== Problem to solve ==
In the records, swap "square-marker" for "rectangle-marker" in every line from the line with "333, 450, 347]" to the line with "1117, 841, 1131]", leaving all else unchanged, and give back only those lines.

* Start Provided records *

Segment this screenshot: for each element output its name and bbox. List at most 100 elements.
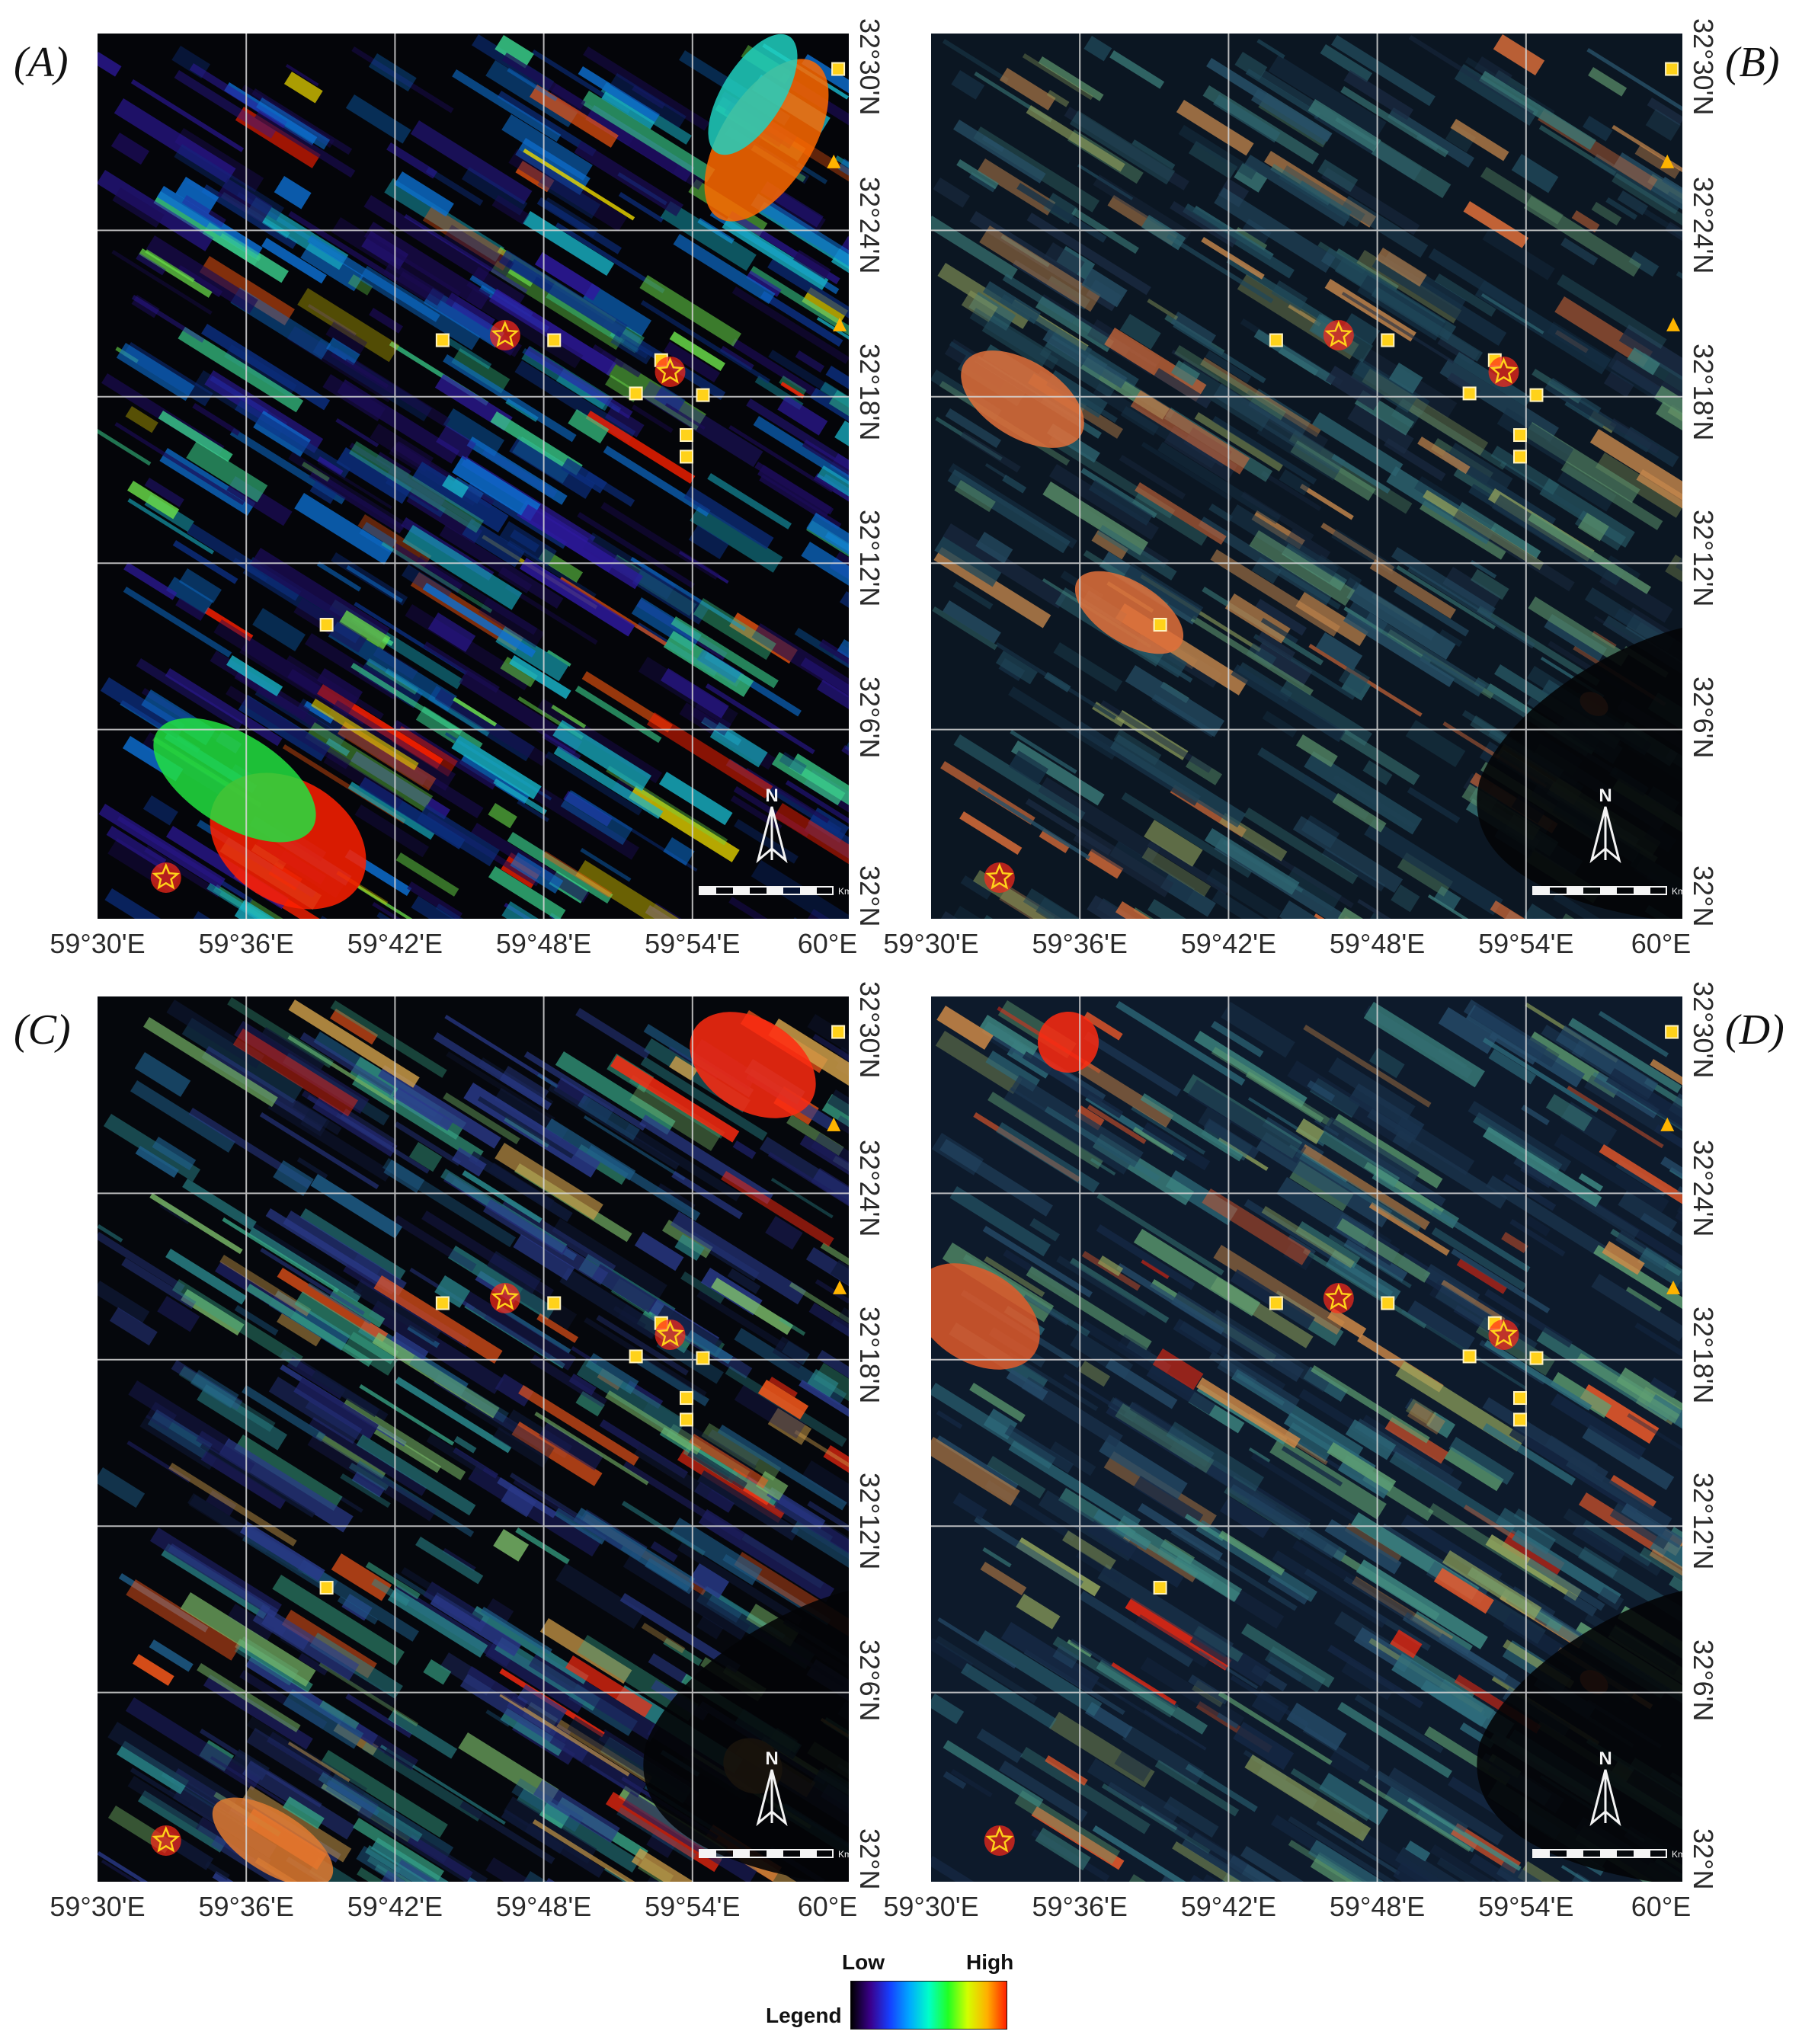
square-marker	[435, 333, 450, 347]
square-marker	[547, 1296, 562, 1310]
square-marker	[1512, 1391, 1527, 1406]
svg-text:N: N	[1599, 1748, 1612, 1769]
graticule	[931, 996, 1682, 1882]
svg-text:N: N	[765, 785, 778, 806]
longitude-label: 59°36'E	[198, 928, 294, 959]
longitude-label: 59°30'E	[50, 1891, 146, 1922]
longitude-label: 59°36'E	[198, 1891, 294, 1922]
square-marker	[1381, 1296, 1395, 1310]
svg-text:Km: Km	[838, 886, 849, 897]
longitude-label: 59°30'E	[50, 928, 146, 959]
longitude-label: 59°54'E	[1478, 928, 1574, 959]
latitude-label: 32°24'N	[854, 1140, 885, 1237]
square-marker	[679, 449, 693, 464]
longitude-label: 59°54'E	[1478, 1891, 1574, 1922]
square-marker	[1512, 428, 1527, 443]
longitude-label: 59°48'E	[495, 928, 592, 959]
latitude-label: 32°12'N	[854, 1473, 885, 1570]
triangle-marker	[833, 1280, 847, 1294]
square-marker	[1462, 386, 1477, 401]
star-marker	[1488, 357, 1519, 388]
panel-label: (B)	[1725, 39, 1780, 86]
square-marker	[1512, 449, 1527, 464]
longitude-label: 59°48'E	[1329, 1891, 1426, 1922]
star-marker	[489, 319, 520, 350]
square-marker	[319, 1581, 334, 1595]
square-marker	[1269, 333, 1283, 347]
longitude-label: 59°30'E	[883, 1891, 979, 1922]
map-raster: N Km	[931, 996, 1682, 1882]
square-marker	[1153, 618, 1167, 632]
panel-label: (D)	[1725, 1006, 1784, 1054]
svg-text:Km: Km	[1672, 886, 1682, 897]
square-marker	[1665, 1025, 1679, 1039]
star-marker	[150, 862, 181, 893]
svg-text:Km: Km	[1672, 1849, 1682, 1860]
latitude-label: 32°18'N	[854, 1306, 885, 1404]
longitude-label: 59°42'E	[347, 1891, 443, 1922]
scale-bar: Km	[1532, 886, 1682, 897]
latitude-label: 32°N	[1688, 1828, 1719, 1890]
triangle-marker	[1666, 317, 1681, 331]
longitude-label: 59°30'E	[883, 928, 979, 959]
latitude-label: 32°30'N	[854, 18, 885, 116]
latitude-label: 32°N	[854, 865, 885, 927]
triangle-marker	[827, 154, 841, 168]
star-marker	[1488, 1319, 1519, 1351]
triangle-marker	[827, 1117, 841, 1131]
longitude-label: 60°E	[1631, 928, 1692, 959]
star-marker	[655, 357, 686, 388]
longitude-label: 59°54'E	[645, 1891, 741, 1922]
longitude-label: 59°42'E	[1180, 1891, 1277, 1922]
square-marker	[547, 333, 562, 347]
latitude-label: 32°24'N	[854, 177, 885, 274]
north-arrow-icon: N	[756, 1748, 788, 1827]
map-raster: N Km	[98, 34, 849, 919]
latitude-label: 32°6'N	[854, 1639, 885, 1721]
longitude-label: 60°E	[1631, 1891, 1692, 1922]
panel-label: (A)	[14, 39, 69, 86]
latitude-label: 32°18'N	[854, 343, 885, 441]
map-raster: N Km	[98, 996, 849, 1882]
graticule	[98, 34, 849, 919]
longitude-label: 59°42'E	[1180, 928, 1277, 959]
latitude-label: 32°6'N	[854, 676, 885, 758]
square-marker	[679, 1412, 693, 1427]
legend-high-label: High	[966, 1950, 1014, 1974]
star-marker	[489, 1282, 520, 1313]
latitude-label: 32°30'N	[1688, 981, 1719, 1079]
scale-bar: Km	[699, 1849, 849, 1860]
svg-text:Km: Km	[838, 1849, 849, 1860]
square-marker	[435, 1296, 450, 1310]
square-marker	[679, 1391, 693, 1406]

* End Provided records *

== Solution ==
rectangle-marker	[435, 333, 450, 347]
rectangle-marker	[547, 1296, 562, 1310]
rectangle-marker	[1512, 1391, 1527, 1406]
svg-text:N: N	[1599, 1748, 1612, 1769]
graticule	[931, 996, 1682, 1882]
svg-text:N: N	[765, 785, 778, 806]
longitude-label: 59°36'E	[198, 928, 294, 959]
longitude-label: 59°30'E	[50, 1891, 146, 1922]
longitude-label: 59°36'E	[198, 1891, 294, 1922]
rectangle-marker	[1381, 1296, 1395, 1310]
svg-text:Km: Km	[838, 886, 849, 897]
longitude-label: 59°30'E	[50, 928, 146, 959]
longitude-label: 59°54'E	[1478, 928, 1574, 959]
latitude-label: 32°24'N	[854, 1140, 885, 1237]
rectangle-marker	[679, 449, 693, 464]
longitude-label: 59°54'E	[1478, 1891, 1574, 1922]
rectangle-marker	[1512, 428, 1527, 443]
longitude-label: 59°48'E	[495, 928, 592, 959]
latitude-label: 32°12'N	[854, 1473, 885, 1570]
triangle-marker	[833, 1280, 847, 1294]
rectangle-marker	[1462, 386, 1477, 401]
star-marker	[1488, 357, 1519, 388]
panel-label: (B)	[1725, 39, 1780, 86]
rectangle-marker	[1512, 449, 1527, 464]
longitude-label: 59°48'E	[1329, 1891, 1426, 1922]
star-marker	[489, 319, 520, 350]
rectangle-marker	[319, 1581, 334, 1595]
rectangle-marker	[1269, 333, 1283, 347]
longitude-label: 59°30'E	[883, 1891, 979, 1922]
map-raster: N Km	[931, 996, 1682, 1882]
rectangle-marker	[1153, 618, 1167, 632]
panel-label: (D)	[1725, 1006, 1784, 1054]
svg-text:Km: Km	[1672, 886, 1682, 897]
rectangle-marker	[1665, 1025, 1679, 1039]
star-marker	[150, 862, 181, 893]
svg-text:Km: Km	[1672, 1849, 1682, 1860]
latitude-label: 32°18'N	[854, 1306, 885, 1404]
longitude-label: 59°42'E	[347, 1891, 443, 1922]
scale-bar: Km	[1532, 886, 1682, 897]
latitude-label: 32°N	[1688, 1828, 1719, 1890]
triangle-marker	[1666, 317, 1681, 331]
longitude-label: 59°30'E	[883, 928, 979, 959]
latitude-label: 32°30'N	[854, 18, 885, 116]
latitude-label: 32°N	[854, 865, 885, 927]
triangle-marker	[827, 154, 841, 168]
star-marker	[1488, 1319, 1519, 1351]
triangle-marker	[827, 1117, 841, 1131]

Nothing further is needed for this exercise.